▸ Dataset rows
------------------------------

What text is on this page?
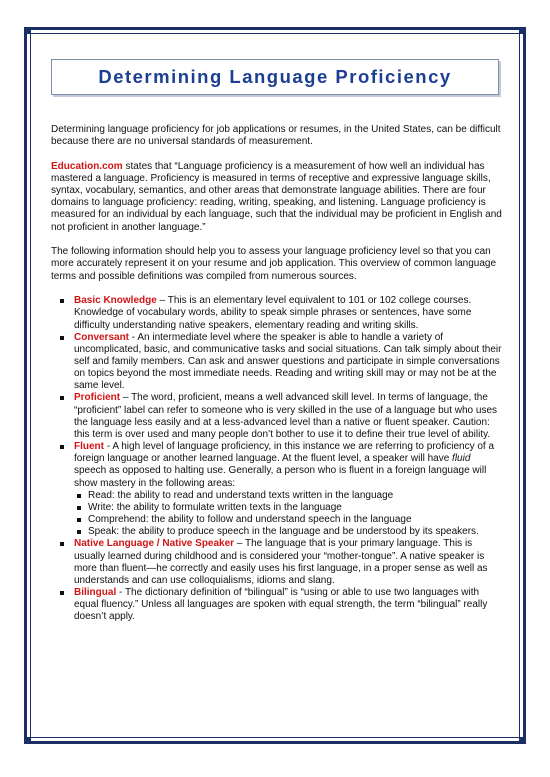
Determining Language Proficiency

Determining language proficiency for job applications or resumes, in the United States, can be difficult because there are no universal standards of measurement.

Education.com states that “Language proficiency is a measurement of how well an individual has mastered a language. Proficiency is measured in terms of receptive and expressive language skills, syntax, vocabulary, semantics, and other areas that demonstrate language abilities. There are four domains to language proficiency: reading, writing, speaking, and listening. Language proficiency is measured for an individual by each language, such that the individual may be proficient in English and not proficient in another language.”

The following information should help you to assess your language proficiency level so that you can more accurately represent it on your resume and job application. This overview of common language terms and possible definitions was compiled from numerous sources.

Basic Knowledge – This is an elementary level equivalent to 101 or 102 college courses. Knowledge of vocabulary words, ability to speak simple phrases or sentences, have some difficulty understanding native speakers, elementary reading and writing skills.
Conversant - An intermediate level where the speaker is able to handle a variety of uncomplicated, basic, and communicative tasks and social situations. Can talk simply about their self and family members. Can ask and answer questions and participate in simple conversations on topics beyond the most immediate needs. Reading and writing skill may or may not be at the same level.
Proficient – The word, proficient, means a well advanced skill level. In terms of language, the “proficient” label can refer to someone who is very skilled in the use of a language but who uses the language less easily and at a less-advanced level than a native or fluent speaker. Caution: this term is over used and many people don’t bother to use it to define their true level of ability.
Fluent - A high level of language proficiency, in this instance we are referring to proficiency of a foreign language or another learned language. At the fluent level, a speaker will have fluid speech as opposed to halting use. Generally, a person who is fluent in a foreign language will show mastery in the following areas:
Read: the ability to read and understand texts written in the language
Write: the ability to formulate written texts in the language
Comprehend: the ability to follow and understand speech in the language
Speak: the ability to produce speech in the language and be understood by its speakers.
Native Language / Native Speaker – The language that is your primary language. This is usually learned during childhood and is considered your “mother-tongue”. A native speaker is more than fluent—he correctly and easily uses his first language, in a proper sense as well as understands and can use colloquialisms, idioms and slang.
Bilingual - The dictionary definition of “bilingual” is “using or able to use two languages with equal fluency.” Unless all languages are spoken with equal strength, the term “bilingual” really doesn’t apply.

------------------------------

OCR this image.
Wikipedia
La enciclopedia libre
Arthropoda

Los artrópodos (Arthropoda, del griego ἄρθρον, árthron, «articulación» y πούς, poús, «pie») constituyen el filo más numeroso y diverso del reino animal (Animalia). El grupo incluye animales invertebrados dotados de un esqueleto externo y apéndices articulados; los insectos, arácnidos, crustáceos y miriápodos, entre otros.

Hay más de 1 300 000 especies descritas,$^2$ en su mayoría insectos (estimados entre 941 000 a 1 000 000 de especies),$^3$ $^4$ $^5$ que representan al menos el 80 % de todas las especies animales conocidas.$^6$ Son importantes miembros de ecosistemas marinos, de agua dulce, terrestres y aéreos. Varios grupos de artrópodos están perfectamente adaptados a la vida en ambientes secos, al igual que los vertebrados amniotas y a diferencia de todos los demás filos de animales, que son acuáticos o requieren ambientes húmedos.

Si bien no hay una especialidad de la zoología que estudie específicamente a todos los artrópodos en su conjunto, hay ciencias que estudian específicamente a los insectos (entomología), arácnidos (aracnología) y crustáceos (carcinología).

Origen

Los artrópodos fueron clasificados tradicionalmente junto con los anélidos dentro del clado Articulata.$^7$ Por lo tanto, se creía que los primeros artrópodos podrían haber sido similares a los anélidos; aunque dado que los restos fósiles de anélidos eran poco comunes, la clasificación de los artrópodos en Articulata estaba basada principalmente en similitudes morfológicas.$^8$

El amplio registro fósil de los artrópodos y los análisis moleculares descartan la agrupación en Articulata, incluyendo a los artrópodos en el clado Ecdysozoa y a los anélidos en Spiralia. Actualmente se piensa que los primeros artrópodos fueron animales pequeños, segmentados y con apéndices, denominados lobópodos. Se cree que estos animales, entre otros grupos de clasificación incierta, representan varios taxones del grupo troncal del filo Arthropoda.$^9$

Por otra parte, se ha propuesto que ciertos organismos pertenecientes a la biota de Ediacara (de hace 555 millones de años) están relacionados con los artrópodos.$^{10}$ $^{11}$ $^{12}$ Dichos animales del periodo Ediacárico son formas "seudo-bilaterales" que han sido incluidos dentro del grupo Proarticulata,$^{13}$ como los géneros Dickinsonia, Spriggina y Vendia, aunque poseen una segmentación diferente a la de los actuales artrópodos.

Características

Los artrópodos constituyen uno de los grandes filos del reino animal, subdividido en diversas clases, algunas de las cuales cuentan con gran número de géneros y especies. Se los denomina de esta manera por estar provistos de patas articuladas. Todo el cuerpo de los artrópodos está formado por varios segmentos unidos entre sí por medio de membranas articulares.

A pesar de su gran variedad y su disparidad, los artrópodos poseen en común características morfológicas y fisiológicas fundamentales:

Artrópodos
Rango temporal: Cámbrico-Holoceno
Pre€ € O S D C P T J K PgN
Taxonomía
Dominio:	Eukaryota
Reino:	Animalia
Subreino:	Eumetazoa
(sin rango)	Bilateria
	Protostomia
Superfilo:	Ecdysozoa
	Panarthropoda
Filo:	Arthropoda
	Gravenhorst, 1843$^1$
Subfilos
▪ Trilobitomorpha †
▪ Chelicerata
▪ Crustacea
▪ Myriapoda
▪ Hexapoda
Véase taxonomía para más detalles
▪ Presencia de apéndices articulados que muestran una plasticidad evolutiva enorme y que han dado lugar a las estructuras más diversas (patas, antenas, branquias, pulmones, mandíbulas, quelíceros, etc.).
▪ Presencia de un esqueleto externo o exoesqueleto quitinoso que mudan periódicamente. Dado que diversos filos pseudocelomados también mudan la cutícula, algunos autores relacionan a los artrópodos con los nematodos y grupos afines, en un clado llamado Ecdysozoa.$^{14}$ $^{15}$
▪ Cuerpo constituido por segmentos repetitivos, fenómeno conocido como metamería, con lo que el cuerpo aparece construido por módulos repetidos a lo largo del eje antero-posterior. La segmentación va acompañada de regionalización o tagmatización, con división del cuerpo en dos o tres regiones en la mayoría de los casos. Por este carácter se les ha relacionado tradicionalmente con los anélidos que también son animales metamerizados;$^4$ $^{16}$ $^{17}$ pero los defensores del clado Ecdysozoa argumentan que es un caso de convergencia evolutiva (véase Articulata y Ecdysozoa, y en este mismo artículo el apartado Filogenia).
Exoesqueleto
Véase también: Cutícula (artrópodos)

------------------------------

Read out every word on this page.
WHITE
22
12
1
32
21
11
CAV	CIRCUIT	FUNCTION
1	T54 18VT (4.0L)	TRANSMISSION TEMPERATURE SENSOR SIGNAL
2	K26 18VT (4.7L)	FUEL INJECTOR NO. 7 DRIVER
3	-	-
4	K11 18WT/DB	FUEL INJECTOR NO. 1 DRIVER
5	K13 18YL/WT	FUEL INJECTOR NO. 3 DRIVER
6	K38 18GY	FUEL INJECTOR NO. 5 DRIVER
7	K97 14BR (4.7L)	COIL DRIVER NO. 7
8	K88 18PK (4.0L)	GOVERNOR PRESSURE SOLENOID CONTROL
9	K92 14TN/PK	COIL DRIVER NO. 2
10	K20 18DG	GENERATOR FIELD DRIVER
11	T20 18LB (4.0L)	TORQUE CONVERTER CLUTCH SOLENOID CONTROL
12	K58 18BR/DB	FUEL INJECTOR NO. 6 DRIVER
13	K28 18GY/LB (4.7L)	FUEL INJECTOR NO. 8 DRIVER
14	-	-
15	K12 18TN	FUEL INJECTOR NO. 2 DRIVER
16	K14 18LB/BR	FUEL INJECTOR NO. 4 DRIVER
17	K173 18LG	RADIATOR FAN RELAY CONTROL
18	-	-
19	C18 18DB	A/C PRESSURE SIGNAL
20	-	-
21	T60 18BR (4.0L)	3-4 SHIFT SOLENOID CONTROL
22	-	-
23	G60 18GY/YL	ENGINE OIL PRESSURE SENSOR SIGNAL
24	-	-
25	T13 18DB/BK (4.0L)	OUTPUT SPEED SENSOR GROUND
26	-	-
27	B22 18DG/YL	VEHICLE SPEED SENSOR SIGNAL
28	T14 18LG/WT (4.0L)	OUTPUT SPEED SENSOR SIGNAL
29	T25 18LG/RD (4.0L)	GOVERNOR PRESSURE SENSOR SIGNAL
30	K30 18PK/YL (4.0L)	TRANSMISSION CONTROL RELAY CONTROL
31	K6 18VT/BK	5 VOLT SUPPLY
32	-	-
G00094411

------------------------------

▸ TASK OBJECTIVE
Count how many lines hold the string "SOLENOID" and give that number alone.

▸ REPLY
3